Omit all pictures and give the records below again exactly as written.

Stored records:

----------

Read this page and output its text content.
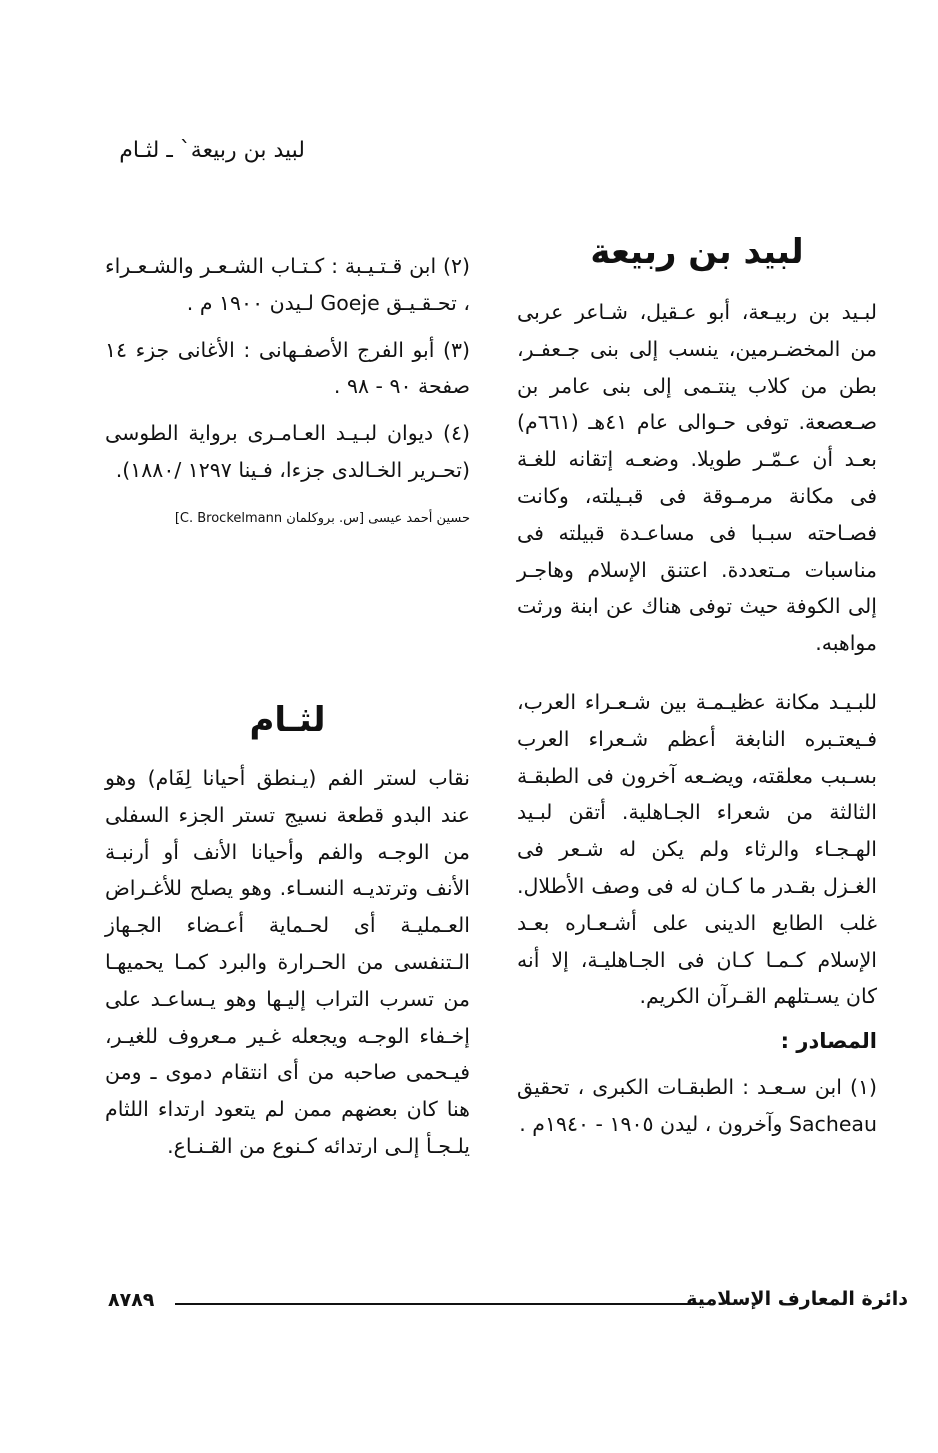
لبيد بن ربيعة` ـ لثـام
لبيد بن ربيعة

لبـيد بن ربيـعة، أبو عـقيل، شـاعر عربى من المخضـرمين، ينسب إلى بنى جـعفـر، بطن من كلاب ينتـمى إلى بنى عامر بن صـعصعة. توفى حـوالى عام ٤١هـ (٦٦١م) بعـد أن عـمّـر طويلا. وضعـه إتقانه للغـة فى مكانة مرمـوقة فى قبـيلته، وكانت فصـاحته سبـبا فى مساعـدة قبيلته فى مناسبات مـتعددة. اعتنق الإسلام وهاجـر إلى الكوفة حيث توفى هناك عن ابنة ورثت مواهبه.

للبـيـد مكانة عظيـمـة بين شـعـراء العرب، فـيعتـبره النابغة أعظم شـعراء العرب بسـبب معلقته، ويضـعه آخرون فى الطبقـة الثالثة من شعراء الجـاهلية. أتقن لبـيد الهـجـاء والرثاء ولم يكن له شـعر فى الغـزل بقـدر ما كـان له فى وصف الأطلال. غلب الطابع الدينى على أشـعـاره بعـد الإسلام كـمـا كـان فى الجـاهليـة، إلا أنه كان يسـتلهم القـرآن الكريم.

المصادر :

(١) ابن سـعـد : الطبقـات الكبرى ، تحقيق Sacheau وآخرون ، ليدن ١٩٠٥ - ١٩٤٠م .

(٢) ابن قـتـيـبة : كـتـاب الشـعـر والشـعـراء ، تحـقـيـق Goeje لـيدن ١٩٠٠ م .

(٣) أبو الفرج الأصفـهانى : الأغانى جزء ١٤ صفحة ٩٠ - ٩٨ .

(٤) ديوان لبـيـد العـامـرى برواية الطوسى (تحـرير الخـالدى جزءا، فـينا ١٢٩٧ /١٨٨٠).

حسين أحمد عيسى [س. بروكلمان C. Brockelmann]
لثـام

نقاب لستر الفم (يـنطق أحيانا لِفَام) وهو عند البدو قطعة نسيج تستر الجزء السفلى من الوجـه والفم وأحيانا الأنف أو أرنبـة الأنف وترتديـه النسـاء. وهو يصلح للأغـراض العـمليـة أى لحـماية أعـضاء الجـهاز الـتنفسى من الحـرارة والبرد كمـا يحميهـا من تسرب التراب إليـها وهو يـساعـد على إخـفاء الوجـه ويجعله غـير مـعروف للغيـر، فيـحمى صاحبه من أى انتقام دموى ـ ومن هنا كان بعضهم ممن لم يتعود ارتداء اللثام يلـجـأ إلـى ارتدائه كـنوع من القـنـاع.

دائرة المعارف الإسلامية
٨٧٨٩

----------

Task answer:
Read this page and output its text content.
لبيد بن ربيعة` ـ لثـام
لبيد بن ربيعة

لبـيد بن ربيـعة، أبو عـقيل، شـاعر عربى من المخضـرمين، ينسب إلى بنى جـعفـر، بطن من كلاب ينتـمى إلى بنى عامر بن صـعصعة. توفى حـوالى عام ٤١هـ (٦٦١م) بعـد أن عـمّـر طويلا. وضعـه إتقانه للغـة فى مكانة مرمـوقة فى قبـيلته، وكانت فصـاحته سبـبا فى مساعـدة قبيلته فى مناسبات مـتعددة. اعتنق الإسلام وهاجـر إلى الكوفة حيث توفى هناك عن ابنة ورثت مواهبه.

للبـيـد مكانة عظيـمـة بين شـعـراء العرب، فـيعتـبره النابغة أعظم شـعراء العرب بسـبب معلقته، ويضـعه آخرون فى الطبقـة الثالثة من شعراء الجـاهلية. أتقن لبـيد الهـجـاء والرثاء ولم يكن له شـعر فى الغـزل بقـدر ما كـان له فى وصف الأطلال. غلب الطابع الدينى على أشـعـاره بعـد الإسلام كـمـا كـان فى الجـاهليـة، إلا أنه كان يسـتلهم القـرآن الكريم.

المصادر :

(١) ابن سـعـد : الطبقـات الكبرى ، تحقيق Sacheau وآخرون ، ليدن ١٩٠٥ - ١٩٤٠م .

(٢) ابن قـتـيـبة : كـتـاب الشـعـر والشـعـراء ، تحـقـيـق Goeje لـيدن ١٩٠٠ م .

(٣) أبو الفرج الأصفـهانى : الأغانى جزء ١٤ صفحة ٩٠ - ٩٨ .

(٤) ديوان لبـيـد العـامـرى برواية الطوسى (تحـرير الخـالدى جزءا، فـينا ١٢٩٧ /١٨٨٠).

حسين أحمد عيسى [س. بروكلمان C. Brockelmann]
لثـام

نقاب لستر الفم (يـنطق أحيانا لِفَام) وهو عند البدو قطعة نسيج تستر الجزء السفلى من الوجـه والفم وأحيانا الأنف أو أرنبـة الأنف وترتديـه النسـاء. وهو يصلح للأغـراض العـمليـة أى لحـماية أعـضاء الجـهاز الـتنفسى من الحـرارة والبرد كمـا يحميهـا من تسرب التراب إليـها وهو يـساعـد على إخـفاء الوجـه ويجعله غـير مـعروف للغيـر، فيـحمى صاحبه من أى انتقام دموى ـ ومن هنا كان بعضهم ممن لم يتعود ارتداء اللثام يلـجـأ إلـى ارتدائه كـنوع من القـنـاع.

دائرة المعارف الإسلامية
٨٧٨٩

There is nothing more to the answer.